TASK PROMPT
Every line of the records below should be restated exactly.

---

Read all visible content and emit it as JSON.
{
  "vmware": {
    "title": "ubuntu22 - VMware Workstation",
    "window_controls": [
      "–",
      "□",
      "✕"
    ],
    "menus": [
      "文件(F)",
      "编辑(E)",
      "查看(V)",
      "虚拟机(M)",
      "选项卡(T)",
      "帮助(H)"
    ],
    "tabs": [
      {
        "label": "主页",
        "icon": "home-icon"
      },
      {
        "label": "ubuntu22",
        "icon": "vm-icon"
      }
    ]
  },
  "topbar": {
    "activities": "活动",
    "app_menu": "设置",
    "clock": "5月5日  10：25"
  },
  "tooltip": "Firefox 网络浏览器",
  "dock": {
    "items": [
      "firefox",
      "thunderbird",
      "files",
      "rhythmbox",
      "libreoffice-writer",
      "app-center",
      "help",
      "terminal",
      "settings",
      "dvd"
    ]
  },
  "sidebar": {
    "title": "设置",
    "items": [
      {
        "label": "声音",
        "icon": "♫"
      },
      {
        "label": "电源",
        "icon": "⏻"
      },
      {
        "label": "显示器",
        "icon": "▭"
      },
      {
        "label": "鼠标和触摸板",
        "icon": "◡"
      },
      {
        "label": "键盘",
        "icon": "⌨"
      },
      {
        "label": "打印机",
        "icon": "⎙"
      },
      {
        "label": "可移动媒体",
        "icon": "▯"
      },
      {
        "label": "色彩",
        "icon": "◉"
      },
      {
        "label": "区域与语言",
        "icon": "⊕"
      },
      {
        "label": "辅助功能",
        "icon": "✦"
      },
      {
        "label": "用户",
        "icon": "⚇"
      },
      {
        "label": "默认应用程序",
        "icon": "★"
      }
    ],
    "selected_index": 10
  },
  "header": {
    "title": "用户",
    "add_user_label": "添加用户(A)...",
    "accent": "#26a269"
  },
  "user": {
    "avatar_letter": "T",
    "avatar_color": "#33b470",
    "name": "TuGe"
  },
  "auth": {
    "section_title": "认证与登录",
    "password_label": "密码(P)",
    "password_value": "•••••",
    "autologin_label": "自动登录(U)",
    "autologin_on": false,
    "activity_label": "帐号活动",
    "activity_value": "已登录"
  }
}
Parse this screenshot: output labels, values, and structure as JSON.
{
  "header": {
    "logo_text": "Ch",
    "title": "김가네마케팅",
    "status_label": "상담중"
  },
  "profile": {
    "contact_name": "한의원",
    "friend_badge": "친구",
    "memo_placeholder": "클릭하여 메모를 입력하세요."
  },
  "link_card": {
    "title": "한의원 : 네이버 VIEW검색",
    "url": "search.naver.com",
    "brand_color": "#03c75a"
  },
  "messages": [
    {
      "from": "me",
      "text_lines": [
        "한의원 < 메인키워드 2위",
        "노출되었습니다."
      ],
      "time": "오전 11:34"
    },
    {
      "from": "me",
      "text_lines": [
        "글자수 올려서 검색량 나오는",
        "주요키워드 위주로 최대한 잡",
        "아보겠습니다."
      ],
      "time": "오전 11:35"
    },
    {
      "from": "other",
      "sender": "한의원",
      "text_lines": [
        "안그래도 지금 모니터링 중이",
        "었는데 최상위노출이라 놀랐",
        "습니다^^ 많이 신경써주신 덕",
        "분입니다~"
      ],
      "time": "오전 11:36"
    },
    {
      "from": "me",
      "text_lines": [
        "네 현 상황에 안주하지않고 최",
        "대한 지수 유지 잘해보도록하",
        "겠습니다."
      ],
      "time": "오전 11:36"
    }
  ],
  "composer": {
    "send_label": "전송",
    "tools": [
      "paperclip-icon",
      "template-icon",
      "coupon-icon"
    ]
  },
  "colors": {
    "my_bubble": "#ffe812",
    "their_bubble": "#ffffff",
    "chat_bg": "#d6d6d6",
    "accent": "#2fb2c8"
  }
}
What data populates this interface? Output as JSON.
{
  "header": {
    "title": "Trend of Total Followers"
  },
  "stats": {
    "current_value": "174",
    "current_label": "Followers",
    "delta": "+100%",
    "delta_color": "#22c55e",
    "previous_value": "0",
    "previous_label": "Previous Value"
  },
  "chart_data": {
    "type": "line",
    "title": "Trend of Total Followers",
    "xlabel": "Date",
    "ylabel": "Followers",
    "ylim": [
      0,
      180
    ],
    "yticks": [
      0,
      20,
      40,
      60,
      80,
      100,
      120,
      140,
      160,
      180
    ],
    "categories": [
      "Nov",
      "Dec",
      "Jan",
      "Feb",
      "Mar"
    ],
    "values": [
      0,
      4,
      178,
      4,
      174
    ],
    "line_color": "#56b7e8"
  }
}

---

CORRECT RESPONSE
Read all visible content and emit it as JSON.
{
  "vmware": {
    "title": "ubuntu22 - VMware Workstation",
    "window_controls": [
      "–",
      "□",
      "✕"
    ],
    "menus": [
      "文件(F)",
      "编辑(E)",
      "查看(V)",
      "虚拟机(M)",
      "选项卡(T)",
      "帮助(H)"
    ],
    "tabs": [
      {
        "label": "主页",
        "icon": "home-icon"
      },
      {
        "label": "ubuntu22",
        "icon": "vm-icon"
      }
    ]
  },
  "topbar": {
    "activities": "活动",
    "app_menu": "设置",
    "clock": "5月5日  10：25"
  },
  "tooltip": "Firefox 网络浏览器",
  "dock": {
    "items": [
      "firefox",
      "thunderbird",
      "files",
      "rhythmbox",
      "libreoffice-writer",
      "app-center",
      "help",
      "terminal",
      "settings",
      "dvd"
    ]
  },
  "sidebar": {
    "title": "设置",
    "items": [
      {
        "label": "声音",
        "icon": "♫"
      },
      {
        "label": "电源",
        "icon": "⏻"
      },
      {
        "label": "显示器",
        "icon": "▭"
      },
      {
        "label": "鼠标和触摸板",
        "icon": "◡"
      },
      {
        "label": "键盘",
        "icon": "⌨"
      },
      {
        "label": "打印机",
        "icon": "⎙"
      },
      {
        "label": "可移动媒体",
        "icon": "▯"
      },
      {
        "label": "色彩",
        "icon": "◉"
      },
      {
        "label": "区域与语言",
        "icon": "⊕"
      },
      {
        "label": "辅助功能",
        "icon": "✦"
      },
      {
        "label": "用户",
        "icon": "⚇"
      },
      {
        "label": "默认应用程序",
        "icon": "★"
      }
    ],
    "selected_index": 10
  },
  "header": {
    "title": "用户",
    "add_user_label": "添加用户(A)...",
    "accent": "#26a269"
  },
  "user": {
    "avatar_letter": "T",
    "avatar_color": "#33b470",
    "name": "TuGe"
  },
  "auth": {
    "section_title": "认证与登录",
    "password_label": "密码(P)",
    "password_value": "•••••",
    "autologin_label": "自动登录(U)",
    "autologin_on": false,
    "activity_label": "帐号活动",
    "activity_value": "已登录"
  }
}
Parse this screenshot: output labels, values, and structure as JSON.
{
  "header": {
    "logo_text": "Ch",
    "title": "김가네마케팅",
    "status_label": "상담중"
  },
  "profile": {
    "contact_name": "한의원",
    "friend_badge": "친구",
    "memo_placeholder": "클릭하여 메모를 입력하세요."
  },
  "link_card": {
    "title": "한의원 : 네이버 VIEW검색",
    "url": "search.naver.com",
    "brand_color": "#03c75a"
  },
  "messages": [
    {
      "from": "me",
      "text_lines": [
        "한의원 < 메인키워드 2위",
        "노출되었습니다."
      ],
      "time": "오전 11:34"
    },
    {
      "from": "me",
      "text_lines": [
        "글자수 올려서 검색량 나오는",
        "주요키워드 위주로 최대한 잡",
        "아보겠습니다."
      ],
      "time": "오전 11:35"
    },
    {
      "from": "other",
      "sender": "한의원",
      "text_lines": [
        "안그래도 지금 모니터링 중이",
        "었는데 최상위노출이라 놀랐",
        "습니다^^ 많이 신경써주신 덕",
        "분입니다~"
      ],
      "time": "오전 11:36"
    },
    {
      "from": "me",
      "text_lines": [
        "네 현 상황에 안주하지않고 최",
        "대한 지수 유지 잘해보도록하",
        "겠습니다."
      ],
      "time": "오전 11:36"
    }
  ],
  "composer": {
    "send_label": "전송",
    "tools": [
      "paperclip-icon",
      "template-icon",
      "coupon-icon"
    ]
  },
  "colors": {
    "my_bubble": "#ffe812",
    "their_bubble": "#ffffff",
    "chat_bg": "#d6d6d6",
    "accent": "#2fb2c8"
  }
}
What data populates this interface? Output as JSON.
{
  "header": {
    "title": "Trend of Total Followers"
  },
  "stats": {
    "current_value": "174",
    "current_label": "Followers",
    "delta": "+100%",
    "delta_color": "#22c55e",
    "previous_value": "0",
    "previous_label": "Previous Value"
  },
  "chart_data": {
    "type": "line",
    "title": "Trend of Total Followers",
    "xlabel": "Date",
    "ylabel": "Followers",
    "ylim": [
      0,
      180
    ],
    "yticks": [
      0,
      20,
      40,
      60,
      80,
      100,
      120,
      140,
      160,
      180
    ],
    "categories": [
      "Nov",
      "Dec",
      "Jan",
      "Feb",
      "Mar"
    ],
    "values": [
      0,
      4,
      178,
      4,
      174
    ],
    "line_color": "#56b7e8"
  }
}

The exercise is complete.